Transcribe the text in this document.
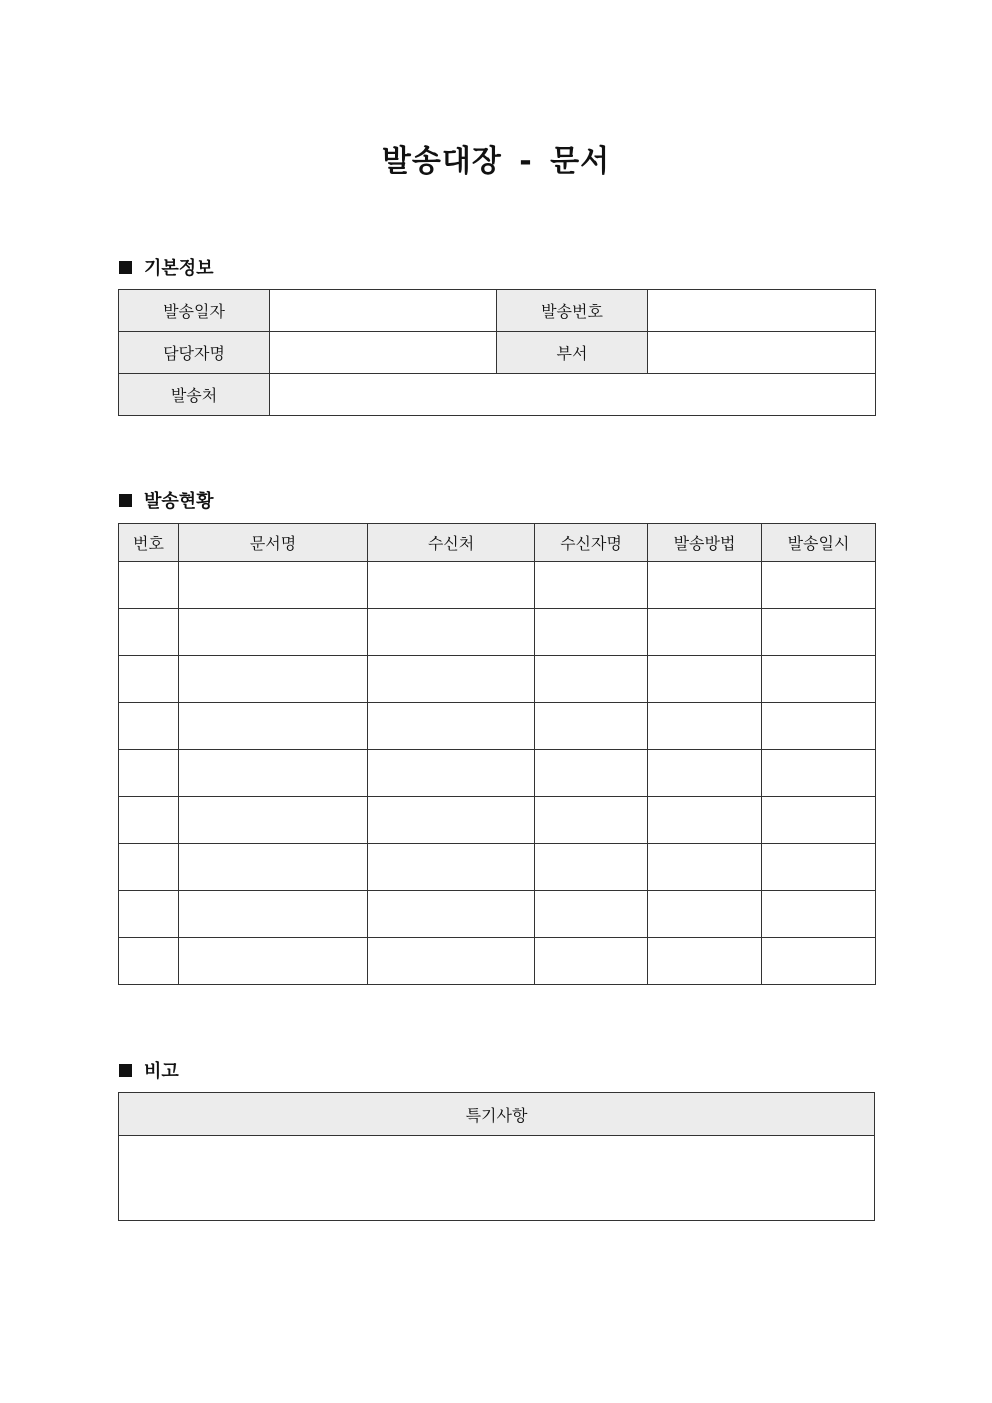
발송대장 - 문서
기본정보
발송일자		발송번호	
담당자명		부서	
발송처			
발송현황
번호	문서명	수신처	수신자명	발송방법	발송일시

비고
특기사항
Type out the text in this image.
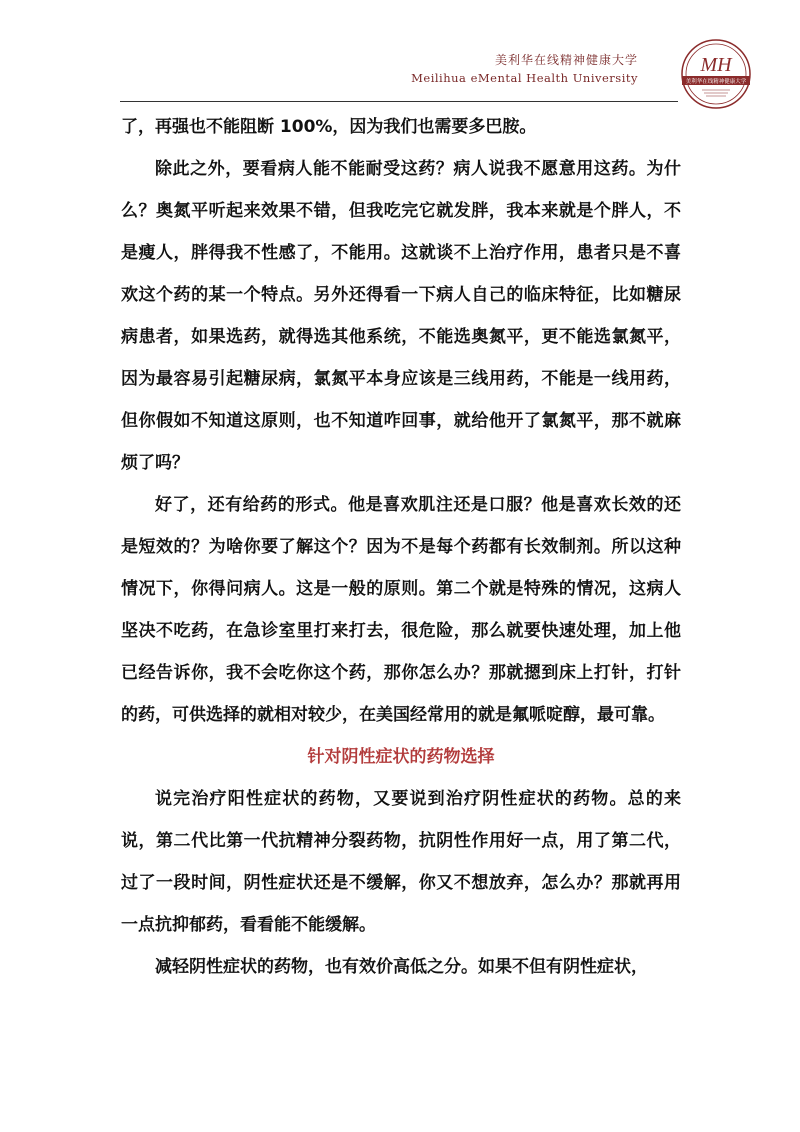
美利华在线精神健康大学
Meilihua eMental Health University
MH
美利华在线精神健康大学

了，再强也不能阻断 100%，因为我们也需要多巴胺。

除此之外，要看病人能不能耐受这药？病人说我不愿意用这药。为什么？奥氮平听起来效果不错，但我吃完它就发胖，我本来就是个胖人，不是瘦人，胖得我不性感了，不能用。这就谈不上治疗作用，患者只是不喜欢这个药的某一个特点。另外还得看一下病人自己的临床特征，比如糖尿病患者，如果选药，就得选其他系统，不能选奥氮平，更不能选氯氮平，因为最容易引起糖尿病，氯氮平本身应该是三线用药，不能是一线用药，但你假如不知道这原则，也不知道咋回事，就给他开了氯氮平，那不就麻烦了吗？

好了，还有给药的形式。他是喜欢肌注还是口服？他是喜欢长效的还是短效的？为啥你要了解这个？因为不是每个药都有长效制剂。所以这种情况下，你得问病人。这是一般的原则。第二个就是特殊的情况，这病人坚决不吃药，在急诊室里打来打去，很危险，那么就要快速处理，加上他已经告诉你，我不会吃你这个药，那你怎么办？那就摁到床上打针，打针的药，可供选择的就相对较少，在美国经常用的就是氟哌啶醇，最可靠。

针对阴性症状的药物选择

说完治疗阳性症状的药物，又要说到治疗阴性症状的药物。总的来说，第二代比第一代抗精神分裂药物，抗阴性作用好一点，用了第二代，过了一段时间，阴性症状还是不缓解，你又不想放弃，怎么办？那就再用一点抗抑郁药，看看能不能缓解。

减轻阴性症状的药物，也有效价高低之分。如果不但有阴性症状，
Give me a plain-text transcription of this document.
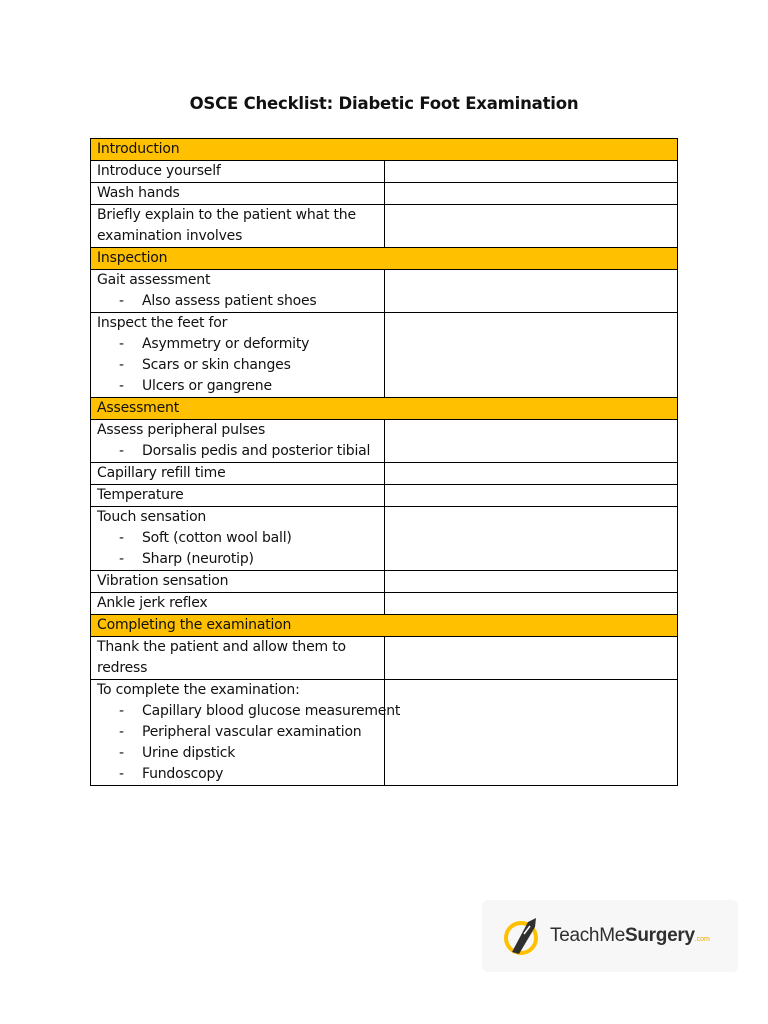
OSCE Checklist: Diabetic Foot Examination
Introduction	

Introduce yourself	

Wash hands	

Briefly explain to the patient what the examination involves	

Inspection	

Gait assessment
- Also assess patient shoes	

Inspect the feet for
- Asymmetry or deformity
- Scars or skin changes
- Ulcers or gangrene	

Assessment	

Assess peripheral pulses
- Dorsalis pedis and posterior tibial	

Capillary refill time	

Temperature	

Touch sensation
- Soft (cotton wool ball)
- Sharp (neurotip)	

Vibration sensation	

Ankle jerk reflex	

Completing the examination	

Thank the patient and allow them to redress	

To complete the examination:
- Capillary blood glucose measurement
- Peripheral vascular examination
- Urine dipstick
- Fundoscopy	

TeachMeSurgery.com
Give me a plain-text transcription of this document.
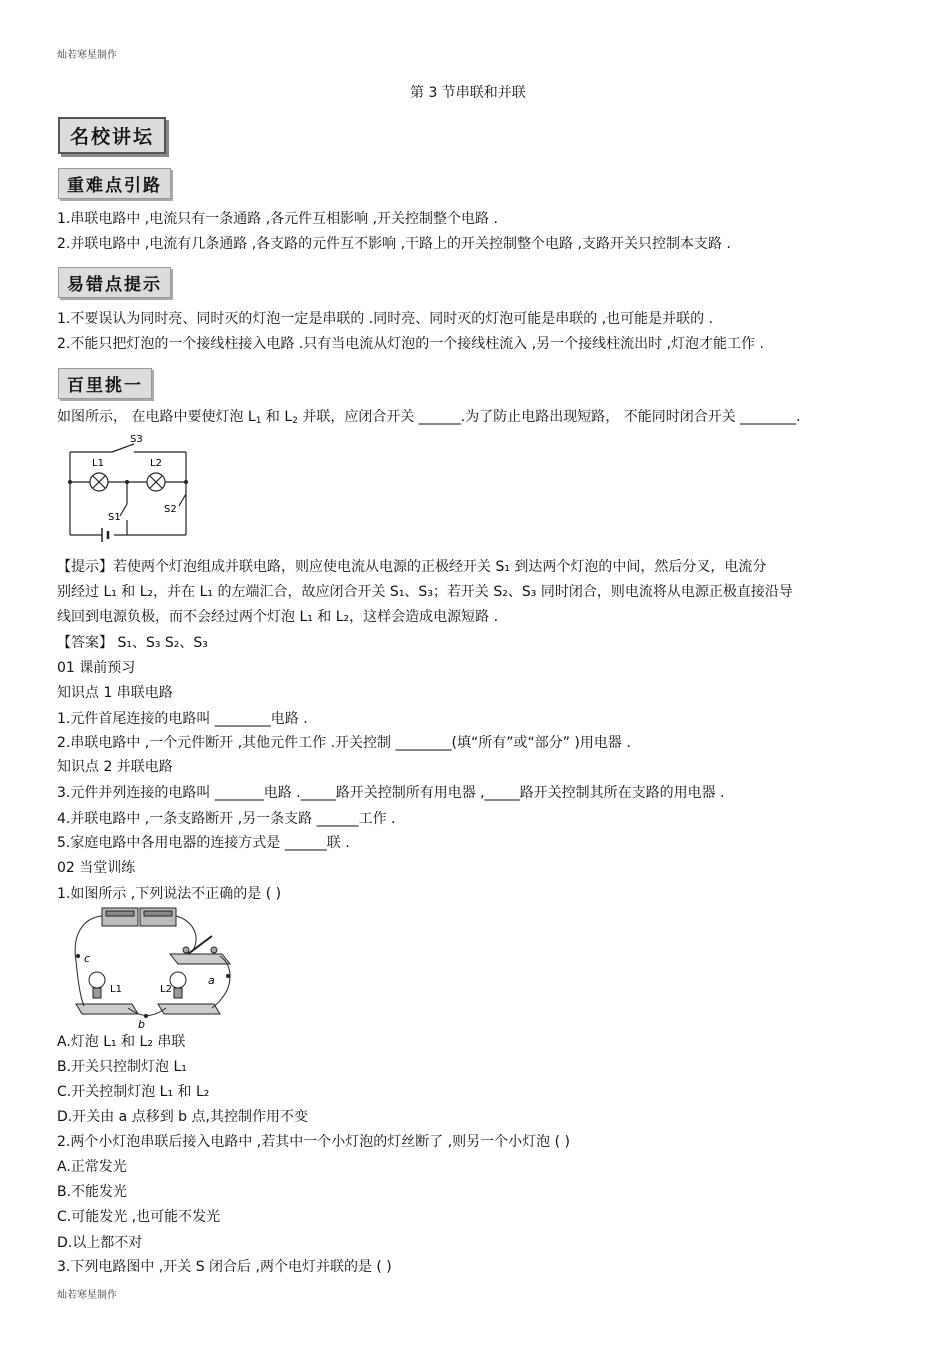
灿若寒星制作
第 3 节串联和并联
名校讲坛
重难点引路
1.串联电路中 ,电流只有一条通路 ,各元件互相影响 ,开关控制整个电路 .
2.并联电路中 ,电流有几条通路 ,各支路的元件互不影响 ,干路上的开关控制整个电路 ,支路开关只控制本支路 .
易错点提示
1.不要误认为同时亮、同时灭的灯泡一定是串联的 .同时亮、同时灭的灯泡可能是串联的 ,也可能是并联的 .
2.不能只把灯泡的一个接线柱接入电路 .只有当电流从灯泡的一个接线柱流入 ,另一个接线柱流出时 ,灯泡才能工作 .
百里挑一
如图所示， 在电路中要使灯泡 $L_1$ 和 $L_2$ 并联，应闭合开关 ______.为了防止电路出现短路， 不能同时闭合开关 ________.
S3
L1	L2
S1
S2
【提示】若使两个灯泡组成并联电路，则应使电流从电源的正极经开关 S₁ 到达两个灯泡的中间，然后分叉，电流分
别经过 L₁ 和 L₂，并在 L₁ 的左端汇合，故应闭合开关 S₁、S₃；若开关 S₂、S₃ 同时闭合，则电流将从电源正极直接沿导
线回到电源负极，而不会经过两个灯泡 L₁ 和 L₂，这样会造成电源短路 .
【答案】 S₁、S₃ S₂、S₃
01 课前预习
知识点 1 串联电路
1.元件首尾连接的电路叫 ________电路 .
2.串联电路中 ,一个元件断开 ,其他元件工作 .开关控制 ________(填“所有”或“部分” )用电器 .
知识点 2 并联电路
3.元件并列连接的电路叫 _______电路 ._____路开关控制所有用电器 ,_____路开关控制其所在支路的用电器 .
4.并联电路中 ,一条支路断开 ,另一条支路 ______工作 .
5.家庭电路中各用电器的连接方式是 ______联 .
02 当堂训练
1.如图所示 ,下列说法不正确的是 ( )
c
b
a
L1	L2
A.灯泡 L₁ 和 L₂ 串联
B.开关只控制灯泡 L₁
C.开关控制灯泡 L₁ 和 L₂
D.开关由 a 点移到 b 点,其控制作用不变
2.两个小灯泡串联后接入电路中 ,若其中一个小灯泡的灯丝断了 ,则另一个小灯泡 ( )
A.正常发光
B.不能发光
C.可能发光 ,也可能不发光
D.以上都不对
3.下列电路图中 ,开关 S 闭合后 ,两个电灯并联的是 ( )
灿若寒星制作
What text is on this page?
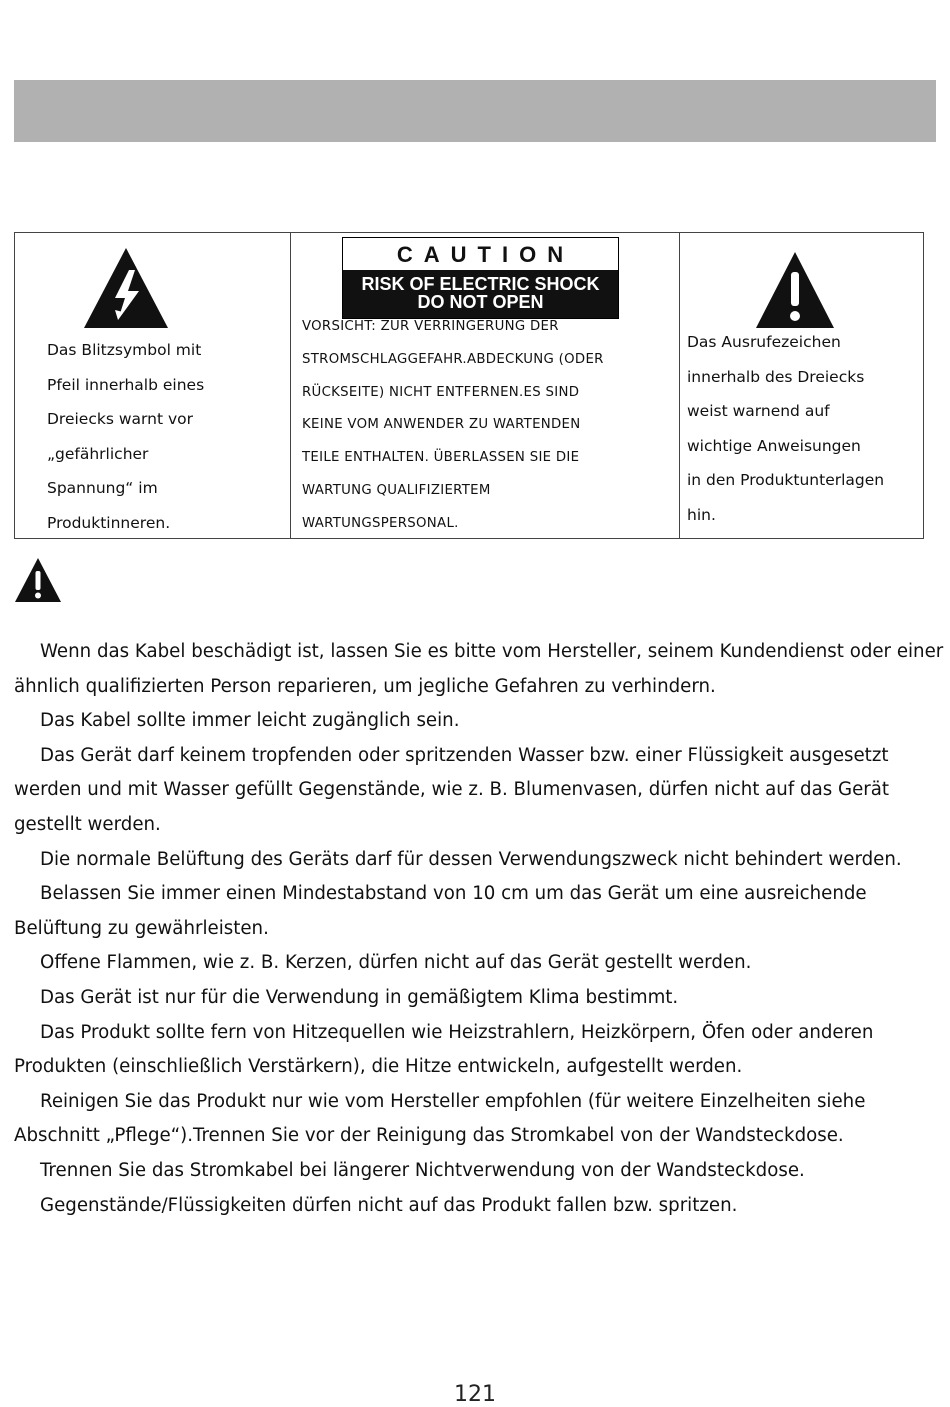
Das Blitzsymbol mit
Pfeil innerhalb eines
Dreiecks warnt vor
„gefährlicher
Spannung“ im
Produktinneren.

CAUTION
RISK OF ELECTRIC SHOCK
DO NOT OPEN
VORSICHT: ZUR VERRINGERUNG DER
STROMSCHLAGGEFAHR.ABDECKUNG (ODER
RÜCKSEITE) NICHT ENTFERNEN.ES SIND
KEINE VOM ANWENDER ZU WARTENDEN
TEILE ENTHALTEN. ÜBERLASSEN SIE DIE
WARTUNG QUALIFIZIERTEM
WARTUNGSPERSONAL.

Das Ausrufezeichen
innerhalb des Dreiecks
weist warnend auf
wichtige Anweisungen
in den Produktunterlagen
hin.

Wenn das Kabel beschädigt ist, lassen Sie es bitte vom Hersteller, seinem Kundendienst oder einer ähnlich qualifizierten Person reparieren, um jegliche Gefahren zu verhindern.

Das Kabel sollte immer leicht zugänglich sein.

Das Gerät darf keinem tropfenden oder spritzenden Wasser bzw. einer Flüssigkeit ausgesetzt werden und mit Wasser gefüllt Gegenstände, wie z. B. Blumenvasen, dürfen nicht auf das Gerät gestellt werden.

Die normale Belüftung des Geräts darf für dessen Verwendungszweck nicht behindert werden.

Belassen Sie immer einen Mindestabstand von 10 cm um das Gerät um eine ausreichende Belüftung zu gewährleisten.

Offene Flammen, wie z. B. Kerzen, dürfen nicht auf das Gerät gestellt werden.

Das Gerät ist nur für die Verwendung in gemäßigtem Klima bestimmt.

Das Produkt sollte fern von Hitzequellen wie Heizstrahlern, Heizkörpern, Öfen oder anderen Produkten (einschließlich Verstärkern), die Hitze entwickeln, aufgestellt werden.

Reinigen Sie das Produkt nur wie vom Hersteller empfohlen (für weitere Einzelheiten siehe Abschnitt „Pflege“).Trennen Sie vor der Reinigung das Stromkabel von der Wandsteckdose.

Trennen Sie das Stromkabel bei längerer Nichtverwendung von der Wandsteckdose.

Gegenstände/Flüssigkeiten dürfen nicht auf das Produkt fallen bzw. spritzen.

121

# Problem to work on:
Search the entries for the word "Trennen", then gather every line that has it.

# Output:
Reinigen Sie das Produkt nur wie vom Hersteller empfohlen (für weitere Einzelheiten siehe Abschnitt „Pflege“).Trennen Sie vor der Reinigung das Stromkabel von der Wandsteckdose.
Trennen Sie das Stromkabel bei längerer Nichtverwendung von der Wandsteckdose.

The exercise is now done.